# Exercise material
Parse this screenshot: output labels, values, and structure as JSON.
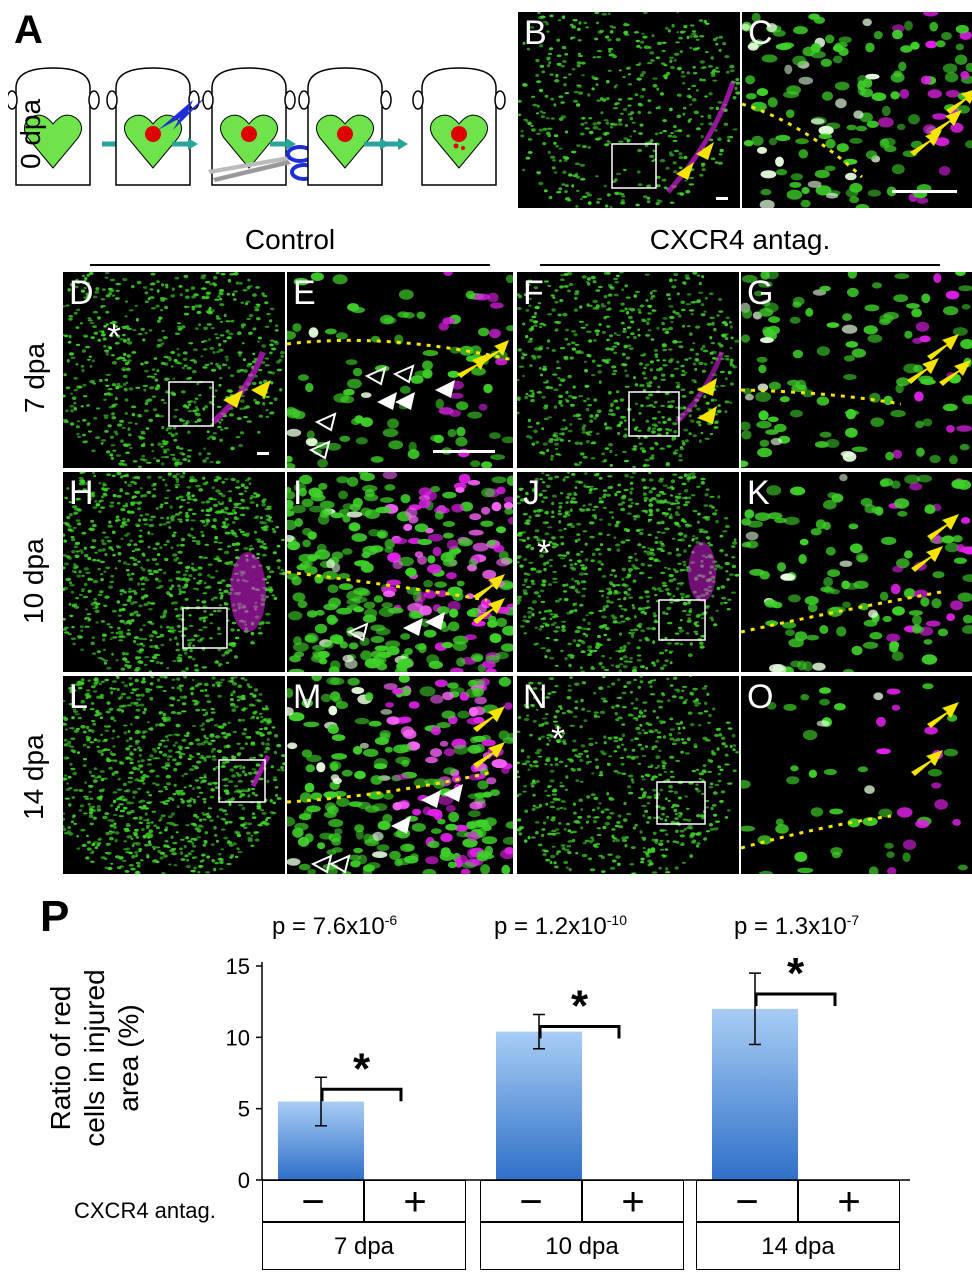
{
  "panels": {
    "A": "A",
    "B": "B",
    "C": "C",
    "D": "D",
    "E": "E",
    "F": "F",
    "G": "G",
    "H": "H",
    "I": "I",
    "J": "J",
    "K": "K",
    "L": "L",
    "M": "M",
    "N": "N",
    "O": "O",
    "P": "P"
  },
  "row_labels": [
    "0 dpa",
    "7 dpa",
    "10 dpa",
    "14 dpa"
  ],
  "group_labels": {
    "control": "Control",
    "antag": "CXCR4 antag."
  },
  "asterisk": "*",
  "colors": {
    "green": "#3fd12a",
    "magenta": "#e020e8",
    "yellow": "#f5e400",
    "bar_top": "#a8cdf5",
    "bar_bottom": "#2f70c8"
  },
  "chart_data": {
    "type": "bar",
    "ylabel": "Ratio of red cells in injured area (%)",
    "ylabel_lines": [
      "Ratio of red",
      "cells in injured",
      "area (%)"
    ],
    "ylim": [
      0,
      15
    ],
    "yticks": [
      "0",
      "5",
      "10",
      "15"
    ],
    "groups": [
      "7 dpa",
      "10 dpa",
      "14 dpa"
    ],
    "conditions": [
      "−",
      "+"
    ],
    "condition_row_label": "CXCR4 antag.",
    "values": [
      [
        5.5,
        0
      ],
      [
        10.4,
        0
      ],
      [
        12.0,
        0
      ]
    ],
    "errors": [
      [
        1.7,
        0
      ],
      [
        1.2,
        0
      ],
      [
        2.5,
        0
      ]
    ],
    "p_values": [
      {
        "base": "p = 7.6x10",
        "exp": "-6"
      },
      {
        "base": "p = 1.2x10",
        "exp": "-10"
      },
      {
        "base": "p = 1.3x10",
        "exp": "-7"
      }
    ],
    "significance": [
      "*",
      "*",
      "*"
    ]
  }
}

# Your assignment
Restating the data word for word is the task, and pictures are to be omitted.

# Answer section
Parse this screenshot: output labels, values, and structure as JSON.
{
  "panels": {
    "A": "A",
    "B": "B",
    "C": "C",
    "D": "D",
    "E": "E",
    "F": "F",
    "G": "G",
    "H": "H",
    "I": "I",
    "J": "J",
    "K": "K",
    "L": "L",
    "M": "M",
    "N": "N",
    "O": "O",
    "P": "P"
  },
  "row_labels": [
    "0 dpa",
    "7 dpa",
    "10 dpa",
    "14 dpa"
  ],
  "group_labels": {
    "control": "Control",
    "antag": "CXCR4 antag."
  },
  "asterisk": "*",
  "colors": {
    "green": "#3fd12a",
    "magenta": "#e020e8",
    "yellow": "#f5e400",
    "bar_top": "#a8cdf5",
    "bar_bottom": "#2f70c8"
  },
  "chart_data": {
    "type": "bar",
    "ylabel": "Ratio of red cells in injured area (%)",
    "ylabel_lines": [
      "Ratio of red",
      "cells in injured",
      "area (%)"
    ],
    "ylim": [
      0,
      15
    ],
    "yticks": [
      "0",
      "5",
      "10",
      "15"
    ],
    "groups": [
      "7 dpa",
      "10 dpa",
      "14 dpa"
    ],
    "conditions": [
      "−",
      "+"
    ],
    "condition_row_label": "CXCR4 antag.",
    "values": [
      [
        5.5,
        0
      ],
      [
        10.4,
        0
      ],
      [
        12.0,
        0
      ]
    ],
    "errors": [
      [
        1.7,
        0
      ],
      [
        1.2,
        0
      ],
      [
        2.5,
        0
      ]
    ],
    "p_values": [
      {
        "base": "p = 7.6x10",
        "exp": "-6"
      },
      {
        "base": "p = 1.2x10",
        "exp": "-10"
      },
      {
        "base": "p = 1.3x10",
        "exp": "-7"
      }
    ],
    "significance": [
      "*",
      "*",
      "*"
    ]
  }
}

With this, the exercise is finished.